● What needs to be done:
Output the records. Match them exactly.

● Dataset records:
>>>

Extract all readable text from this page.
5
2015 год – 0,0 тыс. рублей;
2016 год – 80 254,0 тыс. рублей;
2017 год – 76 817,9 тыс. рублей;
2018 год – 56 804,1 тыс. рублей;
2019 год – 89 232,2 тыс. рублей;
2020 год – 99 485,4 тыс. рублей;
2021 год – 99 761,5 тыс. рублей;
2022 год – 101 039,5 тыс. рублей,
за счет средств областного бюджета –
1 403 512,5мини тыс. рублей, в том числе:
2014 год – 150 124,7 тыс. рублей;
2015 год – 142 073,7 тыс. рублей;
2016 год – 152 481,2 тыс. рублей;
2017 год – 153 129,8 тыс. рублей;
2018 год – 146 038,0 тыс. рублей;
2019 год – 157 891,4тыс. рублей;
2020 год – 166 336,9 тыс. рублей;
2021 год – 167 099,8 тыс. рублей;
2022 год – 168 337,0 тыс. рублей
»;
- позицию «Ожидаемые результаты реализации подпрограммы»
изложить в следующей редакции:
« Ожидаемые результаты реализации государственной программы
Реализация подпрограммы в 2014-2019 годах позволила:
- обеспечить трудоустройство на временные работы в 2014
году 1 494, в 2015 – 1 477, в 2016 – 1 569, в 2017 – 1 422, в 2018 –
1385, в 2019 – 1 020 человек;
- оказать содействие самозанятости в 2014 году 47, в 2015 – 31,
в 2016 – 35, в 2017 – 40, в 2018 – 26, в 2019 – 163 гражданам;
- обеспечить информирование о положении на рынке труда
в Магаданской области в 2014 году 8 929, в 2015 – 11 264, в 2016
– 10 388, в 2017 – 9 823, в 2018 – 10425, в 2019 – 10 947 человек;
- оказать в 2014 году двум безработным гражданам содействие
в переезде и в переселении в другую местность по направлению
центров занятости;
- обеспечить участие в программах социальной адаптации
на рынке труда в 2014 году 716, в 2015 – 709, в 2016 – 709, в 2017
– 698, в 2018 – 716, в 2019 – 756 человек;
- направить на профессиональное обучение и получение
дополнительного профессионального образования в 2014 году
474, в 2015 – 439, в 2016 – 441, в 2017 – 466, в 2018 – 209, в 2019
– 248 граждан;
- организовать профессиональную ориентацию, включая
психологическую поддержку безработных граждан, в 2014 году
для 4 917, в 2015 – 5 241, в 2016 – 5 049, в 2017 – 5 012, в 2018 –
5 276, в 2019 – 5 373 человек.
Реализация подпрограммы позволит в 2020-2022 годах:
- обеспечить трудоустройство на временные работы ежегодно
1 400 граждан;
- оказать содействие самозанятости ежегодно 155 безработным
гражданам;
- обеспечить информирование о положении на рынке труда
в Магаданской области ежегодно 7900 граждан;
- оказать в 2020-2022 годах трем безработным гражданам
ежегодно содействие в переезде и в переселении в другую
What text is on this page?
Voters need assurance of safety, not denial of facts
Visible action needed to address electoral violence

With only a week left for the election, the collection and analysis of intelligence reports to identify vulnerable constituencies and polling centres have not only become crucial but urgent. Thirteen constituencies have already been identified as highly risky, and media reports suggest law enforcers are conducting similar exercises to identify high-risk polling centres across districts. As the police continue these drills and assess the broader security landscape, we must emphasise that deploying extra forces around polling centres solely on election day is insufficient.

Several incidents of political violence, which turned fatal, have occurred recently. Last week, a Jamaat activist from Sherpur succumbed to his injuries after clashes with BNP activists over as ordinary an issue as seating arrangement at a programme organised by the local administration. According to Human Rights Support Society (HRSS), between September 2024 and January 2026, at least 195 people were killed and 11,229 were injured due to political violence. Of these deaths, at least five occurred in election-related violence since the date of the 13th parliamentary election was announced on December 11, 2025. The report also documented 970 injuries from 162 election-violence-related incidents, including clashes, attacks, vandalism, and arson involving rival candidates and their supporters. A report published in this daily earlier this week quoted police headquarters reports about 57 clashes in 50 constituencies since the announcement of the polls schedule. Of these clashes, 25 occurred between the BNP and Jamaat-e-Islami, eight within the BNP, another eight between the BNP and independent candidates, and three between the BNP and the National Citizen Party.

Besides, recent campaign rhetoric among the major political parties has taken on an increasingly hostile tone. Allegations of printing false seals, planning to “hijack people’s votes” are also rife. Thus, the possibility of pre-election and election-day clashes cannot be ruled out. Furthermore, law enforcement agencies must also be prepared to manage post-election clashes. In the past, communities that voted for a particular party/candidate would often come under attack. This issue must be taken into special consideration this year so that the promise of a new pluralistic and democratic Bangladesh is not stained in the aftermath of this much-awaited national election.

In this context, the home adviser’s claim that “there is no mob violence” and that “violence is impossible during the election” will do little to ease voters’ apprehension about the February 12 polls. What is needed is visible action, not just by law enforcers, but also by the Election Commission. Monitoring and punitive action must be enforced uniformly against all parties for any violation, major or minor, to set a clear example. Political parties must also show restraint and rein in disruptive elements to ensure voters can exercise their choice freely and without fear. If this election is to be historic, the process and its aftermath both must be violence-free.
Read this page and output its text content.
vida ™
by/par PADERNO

<<<

● Correct result:
Extract all readable text from this page.
5
2015 год – 0,0 тыс. рублей;
2016 год – 80 254,0 тыс. рублей;
2017 год – 76 817,9 тыс. рублей;
2018 год – 56 804,1 тыс. рублей;
2019 год – 89 232,2 тыс. рублей;
2020 год – 99 485,4 тыс. рублей;
2021 год – 99 761,5 тыс. рублей;
2022 год – 101 039,5 тыс. рублей,
за счет средств областного бюджета –
1 403 512,5мини тыс. рублей, в том числе:
2014 год – 150 124,7 тыс. рублей;
2015 год – 142 073,7 тыс. рублей;
2016 год – 152 481,2 тыс. рублей;
2017 год – 153 129,8 тыс. рублей;
2018 год – 146 038,0 тыс. рублей;
2019 год – 157 891,4тыс. рублей;
2020 год – 166 336,9 тыс. рублей;
2021 год – 167 099,8 тыс. рублей;
2022 год – 168 337,0 тыс. рублей
»;
- позицию «Ожидаемые результаты реализации подпрограммы»
изложить в следующей редакции:
« Ожидаемые результаты реализации государственной программы
Реализация подпрограммы в 2014-2019 годах позволила:
- обеспечить трудоустройство на временные работы в 2014
году 1 494, в 2015 – 1 477, в 2016 – 1 569, в 2017 – 1 422, в 2018 –
1385, в 2019 – 1 020 человек;
- оказать содействие самозанятости в 2014 году 47, в 2015 – 31,
в 2016 – 35, в 2017 – 40, в 2018 – 26, в 2019 – 163 гражданам;
- обеспечить информирование о положении на рынке труда
в Магаданской области в 2014 году 8 929, в 2015 – 11 264, в 2016
– 10 388, в 2017 – 9 823, в 2018 – 10425, в 2019 – 10 947 человек;
- оказать в 2014 году двум безработным гражданам содействие
в переезде и в переселении в другую местность по направлению
центров занятости;
- обеспечить участие в программах социальной адаптации
на рынке труда в 2014 году 716, в 2015 – 709, в 2016 – 709, в 2017
– 698, в 2018 – 716, в 2019 – 756 человек;
- направить на профессиональное обучение и получение
дополнительного профессионального образования в 2014 году
474, в 2015 – 439, в 2016 – 441, в 2017 – 466, в 2018 – 209, в 2019
– 248 граждан;
- организовать профессиональную ориентацию, включая
психологическую поддержку безработных граждан, в 2014 году
для 4 917, в 2015 – 5 241, в 2016 – 5 049, в 2017 – 5 012, в 2018 –
5 276, в 2019 – 5 373 человек.
Реализация подпрограммы позволит в 2020-2022 годах:
- обеспечить трудоустройство на временные работы ежегодно
1 400 граждан;
- оказать содействие самозанятости ежегодно 155 безработным
гражданам;
- обеспечить информирование о положении на рынке труда
в Магаданской области ежегодно 7900 граждан;
- оказать в 2020-2022 годах трем безработным гражданам
ежегодно содействие в переезде и в переселении в другую
What text is on this page?
Voters need assurance of safety, not denial of facts
Visible action needed to address electoral violence

With only a week left for the election, the collection and analysis of intelligence reports to identify vulnerable constituencies and polling centres have not only become crucial but urgent. Thirteen constituencies have already been identified as highly risky, and media reports suggest law enforcers are conducting similar exercises to identify high-risk polling centres across districts. As the police continue these drills and assess the broader security landscape, we must emphasise that deploying extra forces around polling centres solely on election day is insufficient.

Several incidents of political violence, which turned fatal, have occurred recently. Last week, a Jamaat activist from Sherpur succumbed to his injuries after clashes with BNP activists over as ordinary an issue as seating arrangement at a programme organised by the local administration. According to Human Rights Support Society (HRSS), between September 2024 and January 2026, at least 195 people were killed and 11,229 were injured due to political violence. Of these deaths, at least five occurred in election-related violence since the date of the 13th parliamentary election was announced on December 11, 2025. The report also documented 970 injuries from 162 election-violence-related incidents, including clashes, attacks, vandalism, and arson involving rival candidates and their supporters. A report published in this daily earlier this week quoted police headquarters reports about 57 clashes in 50 constituencies since the announcement of the polls schedule. Of these clashes, 25 occurred between the BNP and Jamaat-e-Islami, eight within the BNP, another eight between the BNP and independent candidates, and three between the BNP and the National Citizen Party.

Besides, recent campaign rhetoric among the major political parties has taken on an increasingly hostile tone. Allegations of printing false seals, planning to “hijack people’s votes” are also rife. Thus, the possibility of pre-election and election-day clashes cannot be ruled out. Furthermore, law enforcement agencies must also be prepared to manage post-election clashes. In the past, communities that voted for a particular party/candidate would often come under attack. This issue must be taken into special consideration this year so that the promise of a new pluralistic and democratic Bangladesh is not stained in the aftermath of this much-awaited national election.

In this context, the home adviser’s claim that “there is no mob violence” and that “violence is impossible during the election” will do little to ease voters’ apprehension about the February 12 polls. What is needed is visible action, not just by law enforcers, but also by the Election Commission. Monitoring and punitive action must be enforced uniformly against all parties for any violation, major or minor, to set a clear example. Political parties must also show restraint and rein in disruptive elements to ensure voters can exercise their choice freely and without fear. If this election is to be historic, the process and its aftermath both must be violence-free.
Read this page and output its text content.
vida ™
by/par PADERNO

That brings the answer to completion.